*Recorded data:*

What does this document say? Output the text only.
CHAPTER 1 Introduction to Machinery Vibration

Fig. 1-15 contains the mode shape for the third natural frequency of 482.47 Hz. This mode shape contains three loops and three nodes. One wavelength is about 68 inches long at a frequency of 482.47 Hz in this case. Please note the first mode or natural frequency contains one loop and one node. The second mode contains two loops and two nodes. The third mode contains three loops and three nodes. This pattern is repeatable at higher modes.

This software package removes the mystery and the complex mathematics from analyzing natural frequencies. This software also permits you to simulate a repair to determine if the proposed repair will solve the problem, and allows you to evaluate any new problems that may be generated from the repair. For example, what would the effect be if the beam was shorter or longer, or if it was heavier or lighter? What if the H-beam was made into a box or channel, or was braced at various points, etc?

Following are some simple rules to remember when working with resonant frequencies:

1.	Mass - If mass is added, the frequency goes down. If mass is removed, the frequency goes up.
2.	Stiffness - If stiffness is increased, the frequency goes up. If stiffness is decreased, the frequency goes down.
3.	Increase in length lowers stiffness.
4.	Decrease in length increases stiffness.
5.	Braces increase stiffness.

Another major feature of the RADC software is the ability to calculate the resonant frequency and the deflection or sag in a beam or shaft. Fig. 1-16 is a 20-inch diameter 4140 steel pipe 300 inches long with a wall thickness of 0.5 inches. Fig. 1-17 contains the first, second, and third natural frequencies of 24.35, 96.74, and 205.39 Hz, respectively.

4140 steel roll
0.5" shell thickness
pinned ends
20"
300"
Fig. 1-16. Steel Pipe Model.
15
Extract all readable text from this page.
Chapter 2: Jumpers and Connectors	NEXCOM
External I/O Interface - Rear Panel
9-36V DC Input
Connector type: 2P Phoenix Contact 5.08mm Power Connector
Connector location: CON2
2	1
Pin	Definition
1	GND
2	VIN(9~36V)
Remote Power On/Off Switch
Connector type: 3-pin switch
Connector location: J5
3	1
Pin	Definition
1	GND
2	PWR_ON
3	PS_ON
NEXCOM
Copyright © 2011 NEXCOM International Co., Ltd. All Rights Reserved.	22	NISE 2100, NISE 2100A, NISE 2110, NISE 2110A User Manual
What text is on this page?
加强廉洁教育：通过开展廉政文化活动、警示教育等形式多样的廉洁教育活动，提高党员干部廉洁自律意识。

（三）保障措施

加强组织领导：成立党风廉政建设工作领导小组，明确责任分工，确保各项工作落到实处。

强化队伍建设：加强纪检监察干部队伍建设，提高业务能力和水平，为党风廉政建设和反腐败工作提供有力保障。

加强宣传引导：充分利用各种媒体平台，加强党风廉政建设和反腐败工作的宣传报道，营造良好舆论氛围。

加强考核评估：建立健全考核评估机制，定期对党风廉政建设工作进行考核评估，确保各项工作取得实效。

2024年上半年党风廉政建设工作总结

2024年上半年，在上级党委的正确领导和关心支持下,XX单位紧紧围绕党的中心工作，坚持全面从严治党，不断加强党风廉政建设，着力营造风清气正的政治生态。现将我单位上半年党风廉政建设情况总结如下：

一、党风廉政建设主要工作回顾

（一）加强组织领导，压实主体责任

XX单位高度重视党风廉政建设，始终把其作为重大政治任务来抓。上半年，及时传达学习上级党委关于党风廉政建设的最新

*Work instructions:* Provide an exact reproduction of all the entries shown above.

*Reply:*
What does this document say? Output the text only.
CHAPTER 1 Introduction to Machinery Vibration

Fig. 1-15 contains the mode shape for the third natural frequency of 482.47 Hz. This mode shape contains three loops and three nodes. One wavelength is about 68 inches long at a frequency of 482.47 Hz in this case. Please note the first mode or natural frequency contains one loop and one node. The second mode contains two loops and two nodes. The third mode contains three loops and three nodes. This pattern is repeatable at higher modes.

This software package removes the mystery and the complex mathematics from analyzing natural frequencies. This software also permits you to simulate a repair to determine if the proposed repair will solve the problem, and allows you to evaluate any new problems that may be generated from the repair. For example, what would the effect be if the beam was shorter or longer, or if it was heavier or lighter? What if the H-beam was made into a box or channel, or was braced at various points, etc?

Following are some simple rules to remember when working with resonant frequencies:

1.	Mass - If mass is added, the frequency goes down. If mass is removed, the frequency goes up.
2.	Stiffness - If stiffness is increased, the frequency goes up. If stiffness is decreased, the frequency goes down.
3.	Increase in length lowers stiffness.
4.	Decrease in length increases stiffness.
5.	Braces increase stiffness.

Another major feature of the RADC software is the ability to calculate the resonant frequency and the deflection or sag in a beam or shaft. Fig. 1-16 is a 20-inch diameter 4140 steel pipe 300 inches long with a wall thickness of 0.5 inches. Fig. 1-17 contains the first, second, and third natural frequencies of 24.35, 96.74, and 205.39 Hz, respectively.

4140 steel roll
0.5" shell thickness
pinned ends
20"
300"
Fig. 1-16. Steel Pipe Model.
15
Extract all readable text from this page.
Chapter 2: Jumpers and Connectors	NEXCOM
External I/O Interface - Rear Panel
9-36V DC Input
Connector type: 2P Phoenix Contact 5.08mm Power Connector
Connector location: CON2
2	1
Pin	Definition
1	GND
2	VIN(9~36V)
Remote Power On/Off Switch
Connector type: 3-pin switch
Connector location: J5
3	1
Pin	Definition
1	GND
2	PWR_ON
3	PS_ON
NEXCOM
Copyright © 2011 NEXCOM International Co., Ltd. All Rights Reserved.	22	NISE 2100, NISE 2100A, NISE 2110, NISE 2110A User Manual
What text is on this page?
加强廉洁教育：通过开展廉政文化活动、警示教育等形式多样的廉洁教育活动，提高党员干部廉洁自律意识。

（三）保障措施

加强组织领导：成立党风廉政建设工作领导小组，明确责任分工，确保各项工作落到实处。

强化队伍建设：加强纪检监察干部队伍建设，提高业务能力和水平，为党风廉政建设和反腐败工作提供有力保障。

加强宣传引导：充分利用各种媒体平台，加强党风廉政建设和反腐败工作的宣传报道，营造良好舆论氛围。

加强考核评估：建立健全考核评估机制，定期对党风廉政建设工作进行考核评估，确保各项工作取得实效。

2024年上半年党风廉政建设工作总结

2024年上半年，在上级党委的正确领导和关心支持下,XX单位紧紧围绕党的中心工作，坚持全面从严治党，不断加强党风廉政建设，着力营造风清气正的政治生态。现将我单位上半年党风廉政建设情况总结如下：

一、党风廉政建设主要工作回顾

（一）加强组织领导，压实主体责任

XX单位高度重视党风廉政建设，始终把其作为重大政治任务来抓。上半年，及时传达学习上级党委关于党风廉政建设的最新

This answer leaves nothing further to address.